WRITTEN EXERCISE:
Using the material below, copy every line where "Dollar" appears.

DATA TO USE:
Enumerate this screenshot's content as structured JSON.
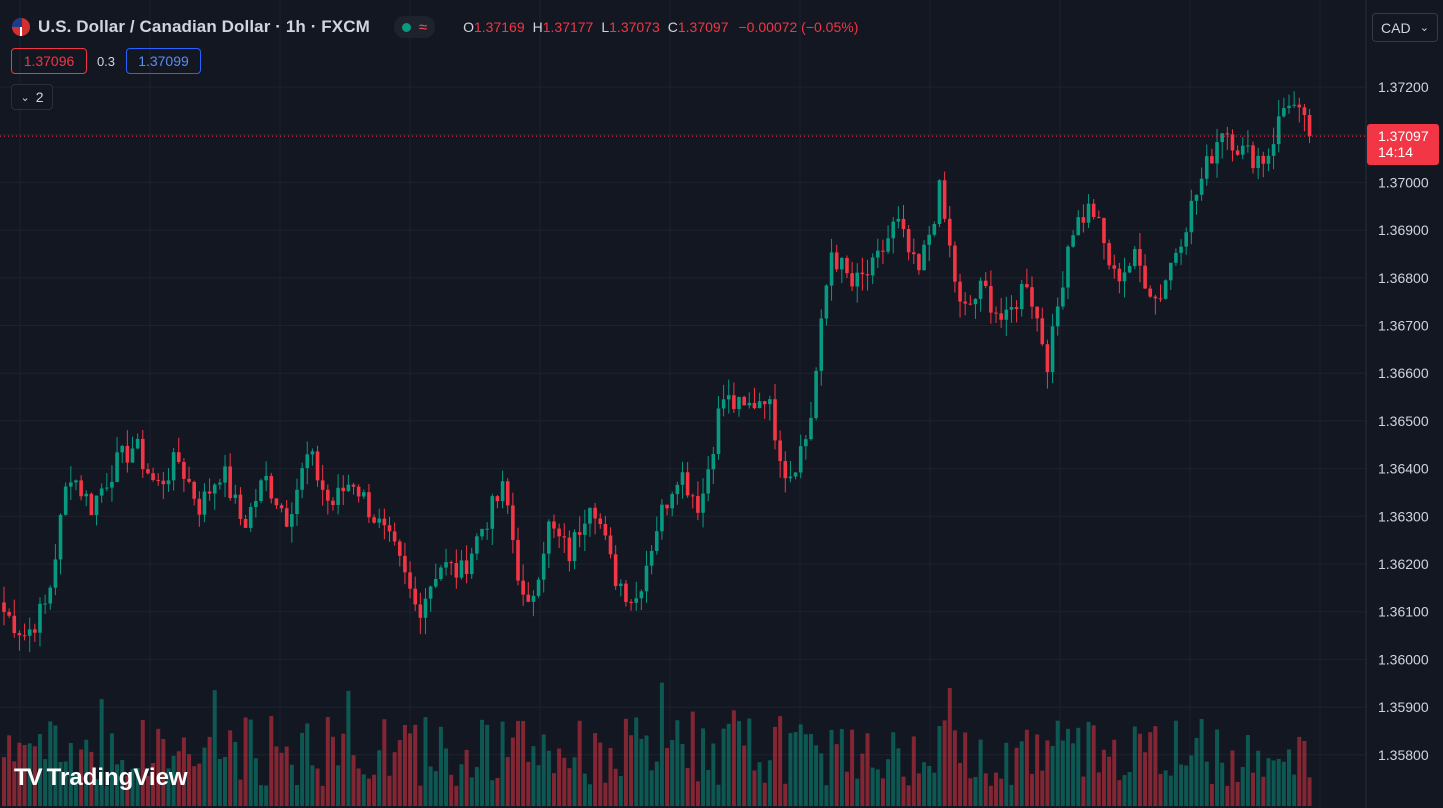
{
  "header": {
    "symbol_title": "U.S. Dollar / Canadian Dollar · 1h · FXCM",
    "flag_icon": "us-flag-icon",
    "status_wave": "≈",
    "ohlc": {
      "o_label": "O",
      "o_value": "1.37169",
      "h_label": "H",
      "h_value": "1.37177",
      "l_label": "L",
      "l_value": "1.37073",
      "c_label": "C",
      "c_value": "1.37097",
      "change": "−0.00072 (−0.05%)"
    }
  },
  "quote": {
    "bid": "1.37096",
    "spread": "0.3",
    "ask": "1.37099"
  },
  "indicators": {
    "collapse_count": "2"
  },
  "currency_selector": {
    "value": "CAD"
  },
  "last_price": {
    "price": "1.37097",
    "countdown": "14:14"
  },
  "branding": {
    "logo_text": "TradingView"
  },
  "colors": {
    "up": "#089981",
    "down": "#f23645",
    "background": "#131722",
    "grid": "#1e222d"
  },
  "chart_data": {
    "type": "candlestick",
    "title": "U.S. Dollar / Canadian Dollar · 1h · FXCM",
    "xlabel": "",
    "ylabel": "",
    "y_ticks": [
      "1.37200",
      "1.37100",
      "1.37000",
      "1.36900",
      "1.36800",
      "1.36700",
      "1.36600",
      "1.36500",
      "1.36400",
      "1.36300",
      "1.36200",
      "1.36100",
      "1.36000",
      "1.35900",
      "1.35800"
    ],
    "ylim": [
      1.3575,
      1.3725
    ],
    "grid": true,
    "last_price": 1.37097,
    "close_path": [
      1.361,
      1.3605,
      1.3612,
      1.364,
      1.3632,
      1.364,
      1.3645,
      1.3636,
      1.3642,
      1.3632,
      1.364,
      1.3628,
      1.3638,
      1.363,
      1.3643,
      1.3632,
      1.3638,
      1.363,
      1.3622,
      1.361,
      1.362,
      1.3618,
      1.3628,
      1.3636,
      1.3608,
      1.3628,
      1.3622,
      1.3635,
      1.3618,
      1.3612,
      1.3628,
      1.364,
      1.3632,
      1.3655,
      1.3652,
      1.3656,
      1.3638,
      1.3648,
      1.3686,
      1.3678,
      1.3682,
      1.3692,
      1.368,
      1.3698,
      1.3672,
      1.3678,
      1.367,
      1.368,
      1.3662,
      1.369,
      1.3695,
      1.368,
      1.3684,
      1.3675,
      1.3688,
      1.37,
      1.3712,
      1.3706,
      1.3705,
      1.3718,
      1.37097
    ],
    "volume_scale_note": ""
  }
}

EXERCISE OUTPUT:
    "symbol_title": "U.S. Dollar / Canadian Dollar · 1h · FXCM",
    "title": "U.S. Dollar / Canadian Dollar · 1h · FXCM",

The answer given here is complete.